• [Textauszug]
>>>>

Bayerische Obstbrandprämierung 2014

Vier Goldmedaillen für Obstbrenner Georg Esterl

Teilnehmer aus Niederreisbach bei der Bayerischen Obstbrandprämierung erfolgreich

Toller Erfolg für Obstbrenner Georg Esterl aus Niederreisbach: Bei der Bayerischen Obstbrandprämierung 2014 hat er vier Goldmedaillen gewonnen. Die Medaillen konnte er bei der Siegerehrung im Bayerischen Landwirtschaftsministerium in München in Empfang nehmen.

Prmierung2014

Annähernd 500 Proben haben Mitglieder der drei Bayerischen Brennerverbände vom Bodensee,

aus Franken und aus Südostbayern zur Prämierung eingereicht. Das bedeutet einen neuen Teilnahmerekord. Rekordmarken gab es auch bei den Goldmedaillen (270) und bei den Bränden, die ohne Auszeichnung blieben. Nach umfangreichen analytischen Untersuchung an der TU Weihenstephan-Triesdorf und an der Landesanstalt in UrkundeVeitshöchheim sowie der sensorischen Bewertung durch geprüfte Edelbrandsommeliers am Institut für Lebensmitteltechnologie in Weihenstephan blieben bereits 77 Proben auf der Strecke, weil sie den strengen Anforderungen nicht genügten.

<<<<

• [Angezeigte Daten]
>>>>

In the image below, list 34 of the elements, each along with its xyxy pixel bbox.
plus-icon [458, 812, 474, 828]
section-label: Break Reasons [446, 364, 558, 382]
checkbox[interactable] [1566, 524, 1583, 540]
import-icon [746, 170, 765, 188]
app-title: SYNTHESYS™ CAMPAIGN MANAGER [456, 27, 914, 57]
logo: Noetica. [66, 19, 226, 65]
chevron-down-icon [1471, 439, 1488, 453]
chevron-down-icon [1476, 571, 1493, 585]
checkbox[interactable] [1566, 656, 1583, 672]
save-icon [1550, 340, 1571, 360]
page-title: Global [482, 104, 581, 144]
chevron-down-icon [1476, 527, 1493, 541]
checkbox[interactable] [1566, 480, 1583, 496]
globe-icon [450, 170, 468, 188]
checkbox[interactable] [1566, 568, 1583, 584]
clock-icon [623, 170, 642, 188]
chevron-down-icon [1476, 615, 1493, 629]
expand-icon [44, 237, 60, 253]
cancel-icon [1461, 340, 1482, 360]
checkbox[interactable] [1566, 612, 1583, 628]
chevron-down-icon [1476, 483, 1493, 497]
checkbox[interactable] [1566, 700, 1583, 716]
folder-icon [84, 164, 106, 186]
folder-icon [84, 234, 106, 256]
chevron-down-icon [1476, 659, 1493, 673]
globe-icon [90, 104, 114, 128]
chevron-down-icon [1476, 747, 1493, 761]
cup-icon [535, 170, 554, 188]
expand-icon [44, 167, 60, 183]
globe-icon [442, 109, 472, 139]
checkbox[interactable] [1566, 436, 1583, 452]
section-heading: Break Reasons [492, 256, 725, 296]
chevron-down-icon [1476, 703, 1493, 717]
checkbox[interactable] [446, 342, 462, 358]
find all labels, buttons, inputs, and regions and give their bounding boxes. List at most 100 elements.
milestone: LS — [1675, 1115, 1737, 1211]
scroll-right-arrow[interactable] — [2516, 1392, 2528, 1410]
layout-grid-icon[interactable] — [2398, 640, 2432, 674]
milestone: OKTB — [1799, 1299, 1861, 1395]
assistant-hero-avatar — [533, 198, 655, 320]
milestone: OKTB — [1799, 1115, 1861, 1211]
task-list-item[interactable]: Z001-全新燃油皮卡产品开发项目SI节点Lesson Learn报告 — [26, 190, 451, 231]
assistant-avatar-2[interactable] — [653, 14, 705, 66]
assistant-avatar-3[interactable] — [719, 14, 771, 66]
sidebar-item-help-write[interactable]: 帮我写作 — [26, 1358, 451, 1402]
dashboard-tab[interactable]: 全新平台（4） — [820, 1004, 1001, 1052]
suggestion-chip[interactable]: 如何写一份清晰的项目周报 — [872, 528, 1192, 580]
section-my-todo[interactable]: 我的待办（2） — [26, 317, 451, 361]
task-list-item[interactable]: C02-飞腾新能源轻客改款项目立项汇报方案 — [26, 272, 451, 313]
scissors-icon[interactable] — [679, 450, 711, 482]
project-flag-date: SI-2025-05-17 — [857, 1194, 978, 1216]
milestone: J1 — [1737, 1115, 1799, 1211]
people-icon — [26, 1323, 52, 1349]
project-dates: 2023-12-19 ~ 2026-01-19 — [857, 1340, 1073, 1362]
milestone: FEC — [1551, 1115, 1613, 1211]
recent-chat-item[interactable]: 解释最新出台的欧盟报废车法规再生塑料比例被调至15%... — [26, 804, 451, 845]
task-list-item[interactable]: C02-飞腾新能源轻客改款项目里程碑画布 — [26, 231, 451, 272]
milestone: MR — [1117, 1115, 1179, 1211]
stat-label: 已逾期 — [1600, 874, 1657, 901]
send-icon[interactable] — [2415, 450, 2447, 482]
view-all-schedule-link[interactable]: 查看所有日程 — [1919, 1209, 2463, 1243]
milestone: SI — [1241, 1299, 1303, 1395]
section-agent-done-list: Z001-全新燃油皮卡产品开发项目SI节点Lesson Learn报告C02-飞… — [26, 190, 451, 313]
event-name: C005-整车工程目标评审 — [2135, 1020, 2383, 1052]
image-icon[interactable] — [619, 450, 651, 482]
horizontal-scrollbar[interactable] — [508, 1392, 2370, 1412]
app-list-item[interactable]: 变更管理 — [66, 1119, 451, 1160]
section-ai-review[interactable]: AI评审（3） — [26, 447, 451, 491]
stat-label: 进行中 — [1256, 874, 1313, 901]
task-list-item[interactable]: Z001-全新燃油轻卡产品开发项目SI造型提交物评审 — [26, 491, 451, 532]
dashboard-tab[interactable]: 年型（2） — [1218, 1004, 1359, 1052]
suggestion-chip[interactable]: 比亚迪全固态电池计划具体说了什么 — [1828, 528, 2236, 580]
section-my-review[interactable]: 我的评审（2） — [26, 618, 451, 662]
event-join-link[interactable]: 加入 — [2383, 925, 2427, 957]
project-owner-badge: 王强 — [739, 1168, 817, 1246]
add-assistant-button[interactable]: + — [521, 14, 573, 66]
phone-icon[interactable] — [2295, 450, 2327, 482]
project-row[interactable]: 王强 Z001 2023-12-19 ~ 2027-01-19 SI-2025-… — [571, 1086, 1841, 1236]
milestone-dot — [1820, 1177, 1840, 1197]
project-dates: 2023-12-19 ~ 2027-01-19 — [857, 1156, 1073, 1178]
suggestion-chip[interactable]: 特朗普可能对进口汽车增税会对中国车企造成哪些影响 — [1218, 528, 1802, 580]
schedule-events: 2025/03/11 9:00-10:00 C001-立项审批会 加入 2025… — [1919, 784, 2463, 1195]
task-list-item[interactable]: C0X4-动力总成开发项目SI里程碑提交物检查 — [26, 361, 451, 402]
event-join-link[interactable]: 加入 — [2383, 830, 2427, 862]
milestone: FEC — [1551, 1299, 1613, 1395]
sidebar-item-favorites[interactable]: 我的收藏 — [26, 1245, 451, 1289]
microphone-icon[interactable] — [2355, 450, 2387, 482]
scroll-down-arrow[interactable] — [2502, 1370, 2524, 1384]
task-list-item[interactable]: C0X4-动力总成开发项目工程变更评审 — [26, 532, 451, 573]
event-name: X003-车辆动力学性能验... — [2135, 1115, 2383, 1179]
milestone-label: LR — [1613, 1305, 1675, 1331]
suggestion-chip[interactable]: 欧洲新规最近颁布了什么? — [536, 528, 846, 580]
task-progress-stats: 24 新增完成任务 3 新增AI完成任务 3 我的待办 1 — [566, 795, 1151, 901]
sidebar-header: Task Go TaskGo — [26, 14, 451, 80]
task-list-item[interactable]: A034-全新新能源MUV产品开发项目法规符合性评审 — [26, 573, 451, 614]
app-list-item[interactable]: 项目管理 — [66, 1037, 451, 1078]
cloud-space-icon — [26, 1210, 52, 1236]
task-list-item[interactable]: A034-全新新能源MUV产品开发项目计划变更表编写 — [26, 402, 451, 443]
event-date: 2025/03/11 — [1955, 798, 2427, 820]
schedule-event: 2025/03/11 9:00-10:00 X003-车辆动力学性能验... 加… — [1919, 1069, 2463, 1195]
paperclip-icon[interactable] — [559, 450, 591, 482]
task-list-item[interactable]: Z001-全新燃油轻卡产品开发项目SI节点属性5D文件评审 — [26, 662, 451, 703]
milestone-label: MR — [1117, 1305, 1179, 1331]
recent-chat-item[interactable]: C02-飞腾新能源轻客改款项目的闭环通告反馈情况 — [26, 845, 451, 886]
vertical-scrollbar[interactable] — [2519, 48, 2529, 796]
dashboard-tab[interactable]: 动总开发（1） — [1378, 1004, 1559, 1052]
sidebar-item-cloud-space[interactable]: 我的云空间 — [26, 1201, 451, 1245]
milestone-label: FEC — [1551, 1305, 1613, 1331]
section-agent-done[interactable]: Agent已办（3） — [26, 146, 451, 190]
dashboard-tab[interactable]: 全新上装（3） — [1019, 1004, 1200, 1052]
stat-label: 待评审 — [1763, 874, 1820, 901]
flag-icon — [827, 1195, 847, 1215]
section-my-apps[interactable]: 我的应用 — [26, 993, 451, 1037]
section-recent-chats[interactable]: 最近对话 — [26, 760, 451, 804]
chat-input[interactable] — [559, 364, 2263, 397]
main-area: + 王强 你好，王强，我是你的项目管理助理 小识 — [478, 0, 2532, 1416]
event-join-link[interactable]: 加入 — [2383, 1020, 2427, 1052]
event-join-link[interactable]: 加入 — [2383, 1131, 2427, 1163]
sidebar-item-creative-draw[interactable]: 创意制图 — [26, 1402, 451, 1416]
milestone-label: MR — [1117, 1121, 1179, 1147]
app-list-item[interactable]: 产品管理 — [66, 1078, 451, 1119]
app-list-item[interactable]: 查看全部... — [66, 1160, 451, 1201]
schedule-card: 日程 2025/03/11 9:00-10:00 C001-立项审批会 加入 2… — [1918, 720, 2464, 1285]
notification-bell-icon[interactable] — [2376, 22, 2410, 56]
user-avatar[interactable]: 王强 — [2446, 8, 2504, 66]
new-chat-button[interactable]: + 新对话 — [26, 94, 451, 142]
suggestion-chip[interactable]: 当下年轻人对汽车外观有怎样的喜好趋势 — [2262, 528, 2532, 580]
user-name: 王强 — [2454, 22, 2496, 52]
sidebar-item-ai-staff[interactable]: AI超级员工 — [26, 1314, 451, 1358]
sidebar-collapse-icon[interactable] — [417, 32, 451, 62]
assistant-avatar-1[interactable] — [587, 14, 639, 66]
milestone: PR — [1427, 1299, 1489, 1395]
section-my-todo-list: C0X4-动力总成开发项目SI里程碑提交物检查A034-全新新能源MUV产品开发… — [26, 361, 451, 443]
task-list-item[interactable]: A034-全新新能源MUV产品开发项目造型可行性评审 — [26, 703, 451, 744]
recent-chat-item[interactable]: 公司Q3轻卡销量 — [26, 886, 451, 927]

<<<<

• [Erwartete Leistung] Wo konnte Georg Esterl laut dem Textauszug zur Bayerischen Obstbrandprämierung 2014 seine Medaillen in Empfang nehmen?

• [Ausgabe] Bei der Siegerehrung im Bayerischen Landwirtschaftsministerium in München.